Reproduce every record exactly as it appears, but not the pictures.

-- Records start --

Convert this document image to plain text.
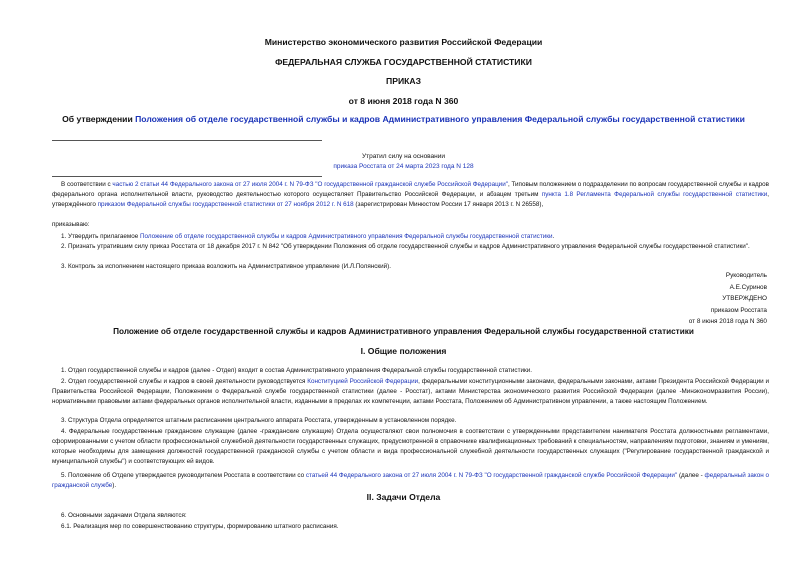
Министерство экономического развития Российской Федерации
ФЕДЕРАЛЬНАЯ СЛУЖБА ГОСУДАРСТВЕННОЙ СТАТИСТИКИ
ПРИКАЗ
от 8 июня 2018 года N 360
Об утверждении Положения об отделе государственной службы и кадров Административного управления Федеральной службы государственной статистики
Утратил силу на основании
приказа Росстата от 24 марта 2023 года N 128
В соответствии с частью 2 статьи 44 Федерального закона от 27 июля 2004 г. N 79-ФЗ "О государственной гражданской службе Российской Федерации", Типовым положением о подразделении по вопросам государственной службы и кадров федерального органа исполнительной власти, руководство деятельностью которого осуществляет Правительство Российской Федерации, и абзацем третьим пункта 1.8 Регламента Федеральной службы государственной статистики, утверждённого приказом Федеральной службы государственной статистики от 27 ноября 2012 г. N 618 (зарегистрирован Минюстом России 17 января 2013 г. N 26558),
приказываю:
1. Утвердить прилагаемое Положение об отделе государственной службы и кадров Административного управления Федеральной службы государственной статистики.
2. Признать утратившим силу приказ Росстата от 18 декабря 2017 г. N 842 "Об утверждении Положения об отделе государственной службы и кадров Административного управления Федеральной службы государственной статистики".
3. Контроль за исполнением настоящего приказа возложить на Административное управление (И.Л.Полянский).
Руководитель
А.Е.Суринов
УТВЕРЖДЕНО
приказом Росстата
от 8 июня 2018 года N 360
Положение об отделе государственной службы и кадров Административного управления Федеральной службы государственной статистики
I. Общие положения
1. Отдел государственной службы и кадров (далее - Отдел) входит в состав Административного управления Федеральной службы государственной статистики.
2. Отдел государственной службы и кадров в своей деятельности руководствуется Конституцией Российской Федерации, федеральными конституционными законами, федеральными законами, актами Президента Российской Федерации и Правительства Российской Федерации, Положением о Федеральной службе государственной статистики (далее - Росстат), актами Министерства экономического развития Российской Федерации (далее -Минэкономразвития России), нормативными правовыми актами федеральных органов исполнительной власти, изданными в пределах их компетенции, актами Росстата, Положением об Административном управлении, а также настоящим Положением.
3. Структура Отдела определяется штатным расписанием центрального аппарата Росстата, утвержденным в установленном порядке.
4. Федеральные государственные гражданские служащие (далее -гражданские служащие) Отдела осуществляют свои полномочия в соответствии с утвержденными представителем нанимателя Росстата должностными регламентами, сформированными с учетом области профессиональной служебной деятельности государственных служащих, предусмотренной в справочнике квалификационных требований к специальностям, направлениям подготовки, знаниям и умениям, которые необходимы для замещения должностей государственной гражданской службы с учетом области и вида профессиональной служебной деятельности государственных служащих ("Регулирование государственной гражданской и муниципальной службы") и соответствующих ей видов.
5. Положение об Отделе утверждается руководителем Росстата в соответствии со статьей 44 Федерального закона от 27 июля 2004 г. N 79-ФЗ "О государственной гражданской службе Российской Федерации" (далее - федеральный закон о гражданской службе).
II. Задачи Отдела
6. Основными задачами Отдела являются:
6.1. Реализация мер по совершенствованию структуры, формированию штатного расписания.
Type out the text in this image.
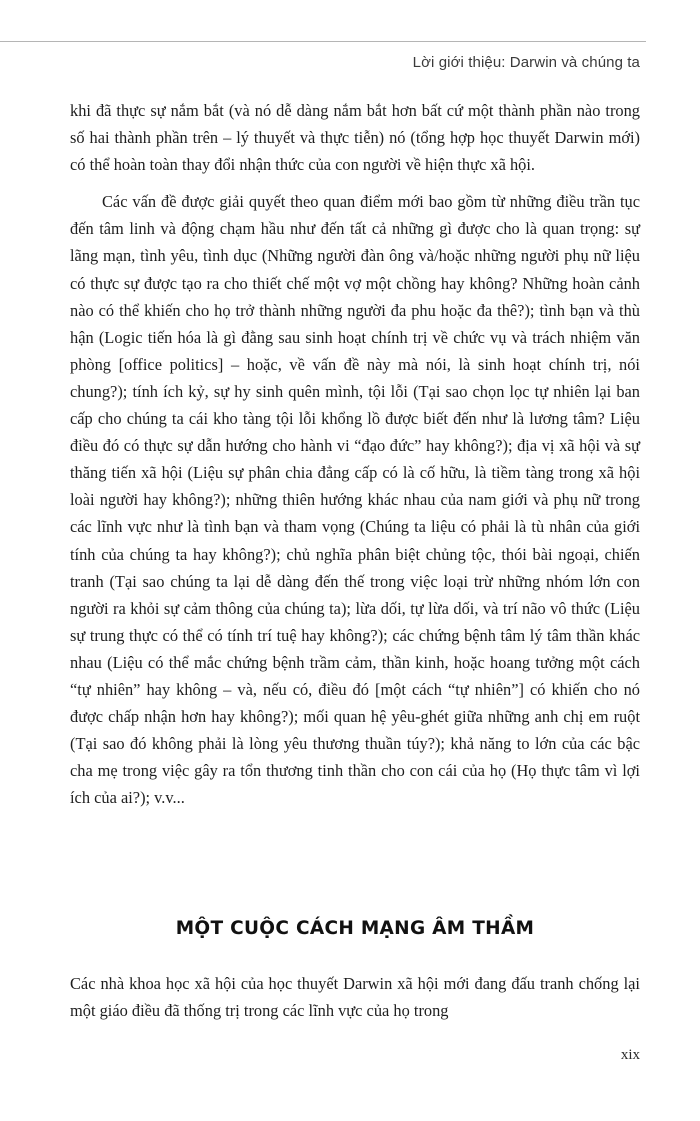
Lời giới thiệu: Darwin và chúng ta

khi đã thực sự nắm bắt (và nó dễ dàng nắm bắt hơn bất cứ một thành phần nào trong số hai thành phần trên – lý thuyết và thực tiễn) nó (tổng hợp học thuyết Darwin mới) có thể hoàn toàn thay đổi nhận thức của con người về hiện thực xã hội.

Các vấn đề được giải quyết theo quan điểm mới bao gồm từ những điều trần tục đến tâm linh và động chạm hầu như đến tất cả những gì được cho là quan trọng: sự lãng mạn, tình yêu, tình dục (Những người đàn ông và/hoặc những người phụ nữ liệu có thực sự được tạo ra cho thiết chế một vợ một chồng hay không? Những hoàn cảnh nào có thể khiến cho họ trở thành những người đa phu hoặc đa thê?); tình bạn và thù hận (Logic tiến hóa là gì đằng sau sinh hoạt chính trị về chức vụ và trách nhiệm văn phòng [office politics] – hoặc, về vấn đề này mà nói, là sinh hoạt chính trị, nói chung?); tính ích kỷ, sự hy sinh quên mình, tội lỗi (Tại sao chọn lọc tự nhiên lại ban cấp cho chúng ta cái kho tàng tội lỗi khổng lồ được biết đến như là lương tâm? Liệu điều đó có thực sự dẫn hướng cho hành vi “đạo đức” hay không?); địa vị xã hội và sự thăng tiến xã hội (Liệu sự phân chia đẳng cấp có là cố hữu, là tiềm tàng trong xã hội loài người hay không?); những thiên hướng khác nhau của nam giới và phụ nữ trong các lĩnh vực như là tình bạn và tham vọng (Chúng ta liệu có phải là tù nhân của giới tính của chúng ta hay không?); chủ nghĩa phân biệt chủng tộc, thói bài ngoại, chiến tranh (Tại sao chúng ta lại dễ dàng đến thế trong việc loại trừ những nhóm lớn con người ra khỏi sự cảm thông của chúng ta); lừa dối, tự lừa dối, và trí não vô thức (Liệu sự trung thực có thể có tính trí tuệ hay không?); các chứng bệnh tâm lý tâm thần khác nhau (Liệu có thể mắc chứng bệnh trầm cảm, thần kinh, hoặc hoang tưởng một cách “tự nhiên” hay không – và, nếu có, điều đó [một cách “tự nhiên”] có khiến cho nó được chấp nhận hơn hay không?); mối quan hệ yêu-ghét giữa những anh chị em ruột (Tại sao đó không phải là lòng yêu thương thuần túy?); khả năng to lớn của các bậc cha mẹ trong việc gây ra tổn thương tinh thần cho con cái của họ (Họ thực tâm vì lợi ích của ai?); v.v...

MỘT CUỘC CÁCH MẠNG ÂM THẦM

Các nhà khoa học xã hội của học thuyết Darwin xã hội mới đang đấu tranh chống lại một giáo điều đã thống trị trong các lĩnh vực của họ trong

xix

-- Records end --

• _Finished task_:
Convert this document image to plain text.
Министерство экономического развития Российской Федерации
ФЕДЕРАЛЬНАЯ СЛУЖБА ГОСУДАРСТВЕННОЙ СТАТИСТИКИ
ПРИКАЗ
от 8 июня 2018 года N 360
Об утверждении Положения об отделе государственной службы и кадров Административного управления Федеральной службы государственной статистики
Утратил силу на основании
приказа Росстата от 24 марта 2023 года N 128
В соответствии с частью 2 статьи 44 Федерального закона от 27 июля 2004 г. N 79-ФЗ "О государственной гражданской службе Российской Федерации", Типовым положением о подразделении по вопросам государственной службы и кадров федерального органа исполнительной власти, руководство деятельностью которого осуществляет Правительство Российской Федерации, и абзацем третьим пункта 1.8 Регламента Федеральной службы государственной статистики, утверждённого приказом Федеральной службы государственной статистики от 27 ноября 2012 г. N 618 (зарегистрирован Минюстом России 17 января 2013 г. N 26558),
приказываю:
1. Утвердить прилагаемое Положение об отделе государственной службы и кадров Административного управления Федеральной службы государственной статистики.
2. Признать утратившим силу приказ Росстата от 18 декабря 2017 г. N 842 "Об утверждении Положения об отделе государственной службы и кадров Административного управления Федеральной службы государственной статистики".
3. Контроль за исполнением настоящего приказа возложить на Административное управление (И.Л.Полянский).
Руководитель
А.Е.Суринов
УТВЕРЖДЕНО
приказом Росстата
от 8 июня 2018 года N 360
Положение об отделе государственной службы и кадров Административного управления Федеральной службы государственной статистики
I. Общие положения
1. Отдел государственной службы и кадров (далее - Отдел) входит в состав Административного управления Федеральной службы государственной статистики.
2. Отдел государственной службы и кадров в своей деятельности руководствуется Конституцией Российской Федерации, федеральными конституционными законами, федеральными законами, актами Президента Российской Федерации и Правительства Российской Федерации, Положением о Федеральной службе государственной статистики (далее - Росстат), актами Министерства экономического развития Российской Федерации (далее -Минэкономразвития России), нормативными правовыми актами федеральных органов исполнительной власти, изданными в пределах их компетенции, актами Росстата, Положением об Административном управлении, а также настоящим Положением.
3. Структура Отдела определяется штатным расписанием центрального аппарата Росстата, утвержденным в установленном порядке.
4. Федеральные государственные гражданские служащие (далее -гражданские служащие) Отдела осуществляют свои полномочия в соответствии с утвержденными представителем нанимателя Росстата должностными регламентами, сформированными с учетом области профессиональной служебной деятельности государственных служащих, предусмотренной в справочнике квалификационных требований к специальностям, направлениям подготовки, знаниям и умениям, которые необходимы для замещения должностей государственной гражданской службы с учетом области и вида профессиональной служебной деятельности государственных служащих ("Регулирование государственной гражданской и муниципальной службы") и соответствующих ей видов.
5. Положение об Отделе утверждается руководителем Росстата в соответствии со статьей 44 Федерального закона от 27 июля 2004 г. N 79-ФЗ "О государственной гражданской службе Российской Федерации" (далее - федеральный закон о гражданской службе).
II. Задачи Отдела
6. Основными задачами Отдела являются:
6.1. Реализация мер по совершенствованию структуры, формированию штатного расписания.
Type out the text in this image.
Lời giới thiệu: Darwin và chúng ta

khi đã thực sự nắm bắt (và nó dễ dàng nắm bắt hơn bất cứ một thành phần nào trong số hai thành phần trên – lý thuyết và thực tiễn) nó (tổng hợp học thuyết Darwin mới) có thể hoàn toàn thay đổi nhận thức của con người về hiện thực xã hội.

Các vấn đề được giải quyết theo quan điểm mới bao gồm từ những điều trần tục đến tâm linh và động chạm hầu như đến tất cả những gì được cho là quan trọng: sự lãng mạn, tình yêu, tình dục (Những người đàn ông và/hoặc những người phụ nữ liệu có thực sự được tạo ra cho thiết chế một vợ một chồng hay không? Những hoàn cảnh nào có thể khiến cho họ trở thành những người đa phu hoặc đa thê?); tình bạn và thù hận (Logic tiến hóa là gì đằng sau sinh hoạt chính trị về chức vụ và trách nhiệm văn phòng [office politics] – hoặc, về vấn đề này mà nói, là sinh hoạt chính trị, nói chung?); tính ích kỷ, sự hy sinh quên mình, tội lỗi (Tại sao chọn lọc tự nhiên lại ban cấp cho chúng ta cái kho tàng tội lỗi khổng lồ được biết đến như là lương tâm? Liệu điều đó có thực sự dẫn hướng cho hành vi “đạo đức” hay không?); địa vị xã hội và sự thăng tiến xã hội (Liệu sự phân chia đẳng cấp có là cố hữu, là tiềm tàng trong xã hội loài người hay không?); những thiên hướng khác nhau của nam giới và phụ nữ trong các lĩnh vực như là tình bạn và tham vọng (Chúng ta liệu có phải là tù nhân của giới tính của chúng ta hay không?); chủ nghĩa phân biệt chủng tộc, thói bài ngoại, chiến tranh (Tại sao chúng ta lại dễ dàng đến thế trong việc loại trừ những nhóm lớn con người ra khỏi sự cảm thông của chúng ta); lừa dối, tự lừa dối, và trí não vô thức (Liệu sự trung thực có thể có tính trí tuệ hay không?); các chứng bệnh tâm lý tâm thần khác nhau (Liệu có thể mắc chứng bệnh trầm cảm, thần kinh, hoặc hoang tưởng một cách “tự nhiên” hay không – và, nếu có, điều đó [một cách “tự nhiên”] có khiến cho nó được chấp nhận hơn hay không?); mối quan hệ yêu-ghét giữa những anh chị em ruột (Tại sao đó không phải là lòng yêu thương thuần túy?); khả năng to lớn của các bậc cha mẹ trong việc gây ra tổn thương tinh thần cho con cái của họ (Họ thực tâm vì lợi ích của ai?); v.v...

MỘT CUỘC CÁCH MẠNG ÂM THẦM

Các nhà khoa học xã hội của học thuyết Darwin xã hội mới đang đấu tranh chống lại một giáo điều đã thống trị trong các lĩnh vực của họ trong

xix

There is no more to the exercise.